╭─ INPUT DATA

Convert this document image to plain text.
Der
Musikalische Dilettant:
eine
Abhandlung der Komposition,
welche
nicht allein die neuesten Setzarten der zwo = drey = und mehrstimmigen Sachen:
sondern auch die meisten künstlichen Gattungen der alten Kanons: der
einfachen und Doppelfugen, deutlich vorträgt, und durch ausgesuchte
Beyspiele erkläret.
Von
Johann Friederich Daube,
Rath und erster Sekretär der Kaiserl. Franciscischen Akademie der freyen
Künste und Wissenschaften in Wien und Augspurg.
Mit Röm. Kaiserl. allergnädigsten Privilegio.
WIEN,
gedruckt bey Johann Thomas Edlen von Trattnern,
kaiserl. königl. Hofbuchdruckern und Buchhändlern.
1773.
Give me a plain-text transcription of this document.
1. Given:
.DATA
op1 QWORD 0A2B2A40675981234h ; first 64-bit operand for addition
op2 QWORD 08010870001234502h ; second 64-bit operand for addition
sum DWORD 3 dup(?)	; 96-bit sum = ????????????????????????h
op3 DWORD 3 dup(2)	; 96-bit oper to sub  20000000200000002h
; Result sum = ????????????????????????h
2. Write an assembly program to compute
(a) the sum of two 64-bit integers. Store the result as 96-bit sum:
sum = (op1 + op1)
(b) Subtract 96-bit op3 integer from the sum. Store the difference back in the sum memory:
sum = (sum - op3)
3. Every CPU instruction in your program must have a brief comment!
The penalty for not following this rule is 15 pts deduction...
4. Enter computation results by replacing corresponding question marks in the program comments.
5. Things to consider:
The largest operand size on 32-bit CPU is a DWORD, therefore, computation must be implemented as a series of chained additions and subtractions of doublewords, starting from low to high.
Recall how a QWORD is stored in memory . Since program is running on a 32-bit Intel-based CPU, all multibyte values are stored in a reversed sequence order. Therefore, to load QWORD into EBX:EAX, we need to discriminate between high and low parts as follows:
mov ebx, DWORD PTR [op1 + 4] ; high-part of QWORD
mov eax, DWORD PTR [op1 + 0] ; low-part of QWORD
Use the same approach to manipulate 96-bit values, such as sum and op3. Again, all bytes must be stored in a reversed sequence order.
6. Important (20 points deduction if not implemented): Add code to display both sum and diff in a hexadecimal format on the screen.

╰─
╭─ INPUT DATA

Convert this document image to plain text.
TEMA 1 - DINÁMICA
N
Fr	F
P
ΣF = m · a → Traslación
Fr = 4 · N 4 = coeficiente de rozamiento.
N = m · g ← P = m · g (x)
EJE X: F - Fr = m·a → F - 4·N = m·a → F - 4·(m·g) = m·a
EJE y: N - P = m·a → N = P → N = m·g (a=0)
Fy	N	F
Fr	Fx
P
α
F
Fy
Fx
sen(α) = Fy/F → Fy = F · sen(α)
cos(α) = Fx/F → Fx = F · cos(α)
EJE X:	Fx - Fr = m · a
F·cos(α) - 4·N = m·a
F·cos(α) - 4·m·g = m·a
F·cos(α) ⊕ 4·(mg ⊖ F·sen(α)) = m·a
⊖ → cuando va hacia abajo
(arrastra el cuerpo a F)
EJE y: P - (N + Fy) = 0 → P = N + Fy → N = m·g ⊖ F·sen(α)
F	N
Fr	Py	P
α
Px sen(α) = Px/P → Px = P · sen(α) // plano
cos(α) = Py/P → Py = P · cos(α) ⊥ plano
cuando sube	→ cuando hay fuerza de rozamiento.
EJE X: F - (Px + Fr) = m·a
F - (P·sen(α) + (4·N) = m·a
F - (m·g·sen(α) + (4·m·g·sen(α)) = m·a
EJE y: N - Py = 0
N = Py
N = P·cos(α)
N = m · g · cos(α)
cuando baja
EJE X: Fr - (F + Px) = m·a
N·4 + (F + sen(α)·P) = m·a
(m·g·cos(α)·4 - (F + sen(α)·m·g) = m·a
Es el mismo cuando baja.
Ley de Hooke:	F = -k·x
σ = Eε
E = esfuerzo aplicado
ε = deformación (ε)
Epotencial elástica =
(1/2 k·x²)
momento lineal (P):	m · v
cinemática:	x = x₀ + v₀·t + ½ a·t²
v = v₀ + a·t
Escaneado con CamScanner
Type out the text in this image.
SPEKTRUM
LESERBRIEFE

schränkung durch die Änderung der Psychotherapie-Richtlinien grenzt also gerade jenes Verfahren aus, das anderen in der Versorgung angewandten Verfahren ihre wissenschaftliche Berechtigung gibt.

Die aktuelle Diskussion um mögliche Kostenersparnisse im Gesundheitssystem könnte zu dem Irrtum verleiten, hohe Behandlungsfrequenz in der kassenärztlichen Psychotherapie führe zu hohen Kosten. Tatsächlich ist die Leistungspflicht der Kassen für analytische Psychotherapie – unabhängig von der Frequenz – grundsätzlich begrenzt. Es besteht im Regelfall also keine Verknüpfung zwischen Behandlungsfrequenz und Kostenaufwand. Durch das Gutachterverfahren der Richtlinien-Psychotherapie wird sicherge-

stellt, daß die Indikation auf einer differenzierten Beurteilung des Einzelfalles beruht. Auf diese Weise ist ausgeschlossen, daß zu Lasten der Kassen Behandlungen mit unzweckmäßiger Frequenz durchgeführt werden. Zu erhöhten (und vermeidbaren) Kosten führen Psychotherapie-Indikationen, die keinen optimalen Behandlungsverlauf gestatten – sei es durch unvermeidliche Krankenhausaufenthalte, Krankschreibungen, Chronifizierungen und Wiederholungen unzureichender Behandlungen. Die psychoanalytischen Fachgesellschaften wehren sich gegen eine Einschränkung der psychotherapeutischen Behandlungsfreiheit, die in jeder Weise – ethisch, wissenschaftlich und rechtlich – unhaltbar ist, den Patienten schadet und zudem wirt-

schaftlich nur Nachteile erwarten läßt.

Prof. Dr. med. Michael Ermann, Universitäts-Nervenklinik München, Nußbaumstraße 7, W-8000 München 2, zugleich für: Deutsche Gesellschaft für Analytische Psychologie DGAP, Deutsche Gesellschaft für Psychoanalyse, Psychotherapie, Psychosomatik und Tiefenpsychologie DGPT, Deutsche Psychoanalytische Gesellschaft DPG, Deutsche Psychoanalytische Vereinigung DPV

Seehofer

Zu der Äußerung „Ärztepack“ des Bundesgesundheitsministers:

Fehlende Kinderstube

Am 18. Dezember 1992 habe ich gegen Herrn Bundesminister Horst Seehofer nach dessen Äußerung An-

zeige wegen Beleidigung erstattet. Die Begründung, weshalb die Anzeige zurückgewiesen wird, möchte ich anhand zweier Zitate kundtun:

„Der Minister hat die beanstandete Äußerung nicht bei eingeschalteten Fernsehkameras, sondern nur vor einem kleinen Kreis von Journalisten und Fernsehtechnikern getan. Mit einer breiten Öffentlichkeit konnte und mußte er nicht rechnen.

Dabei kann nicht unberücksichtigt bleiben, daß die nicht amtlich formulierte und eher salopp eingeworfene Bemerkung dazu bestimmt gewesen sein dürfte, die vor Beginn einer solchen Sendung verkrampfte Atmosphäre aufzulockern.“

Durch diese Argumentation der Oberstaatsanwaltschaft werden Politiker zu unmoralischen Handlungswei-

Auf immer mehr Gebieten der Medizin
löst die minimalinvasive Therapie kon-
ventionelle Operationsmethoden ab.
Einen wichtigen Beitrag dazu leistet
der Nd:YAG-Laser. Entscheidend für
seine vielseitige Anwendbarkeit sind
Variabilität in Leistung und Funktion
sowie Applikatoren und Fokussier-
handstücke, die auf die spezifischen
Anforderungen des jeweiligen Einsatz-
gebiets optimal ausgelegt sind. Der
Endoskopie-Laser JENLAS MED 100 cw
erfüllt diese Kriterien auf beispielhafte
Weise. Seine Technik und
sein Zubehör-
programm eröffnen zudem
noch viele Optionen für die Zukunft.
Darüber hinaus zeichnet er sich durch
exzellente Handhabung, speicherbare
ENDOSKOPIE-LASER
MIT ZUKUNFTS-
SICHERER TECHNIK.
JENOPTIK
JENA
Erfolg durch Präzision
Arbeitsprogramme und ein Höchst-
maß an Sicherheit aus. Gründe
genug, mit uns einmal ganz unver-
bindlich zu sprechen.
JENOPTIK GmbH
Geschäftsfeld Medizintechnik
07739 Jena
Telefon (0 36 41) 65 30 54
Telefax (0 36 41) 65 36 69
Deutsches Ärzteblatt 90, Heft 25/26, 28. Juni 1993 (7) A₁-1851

╰─

EXERCISE
Pull out each line containing the word "implemented" and copy it.

RESULT
The largest operand size on 32-bit CPU is a DWORD, therefore, computation must be implemented as a series of chained additions and subtractions of doublewords, starting from low to high.
6. Important (20 points deduction if not implemented): Add code to display both sum and diff in a hexadecimal format on the screen.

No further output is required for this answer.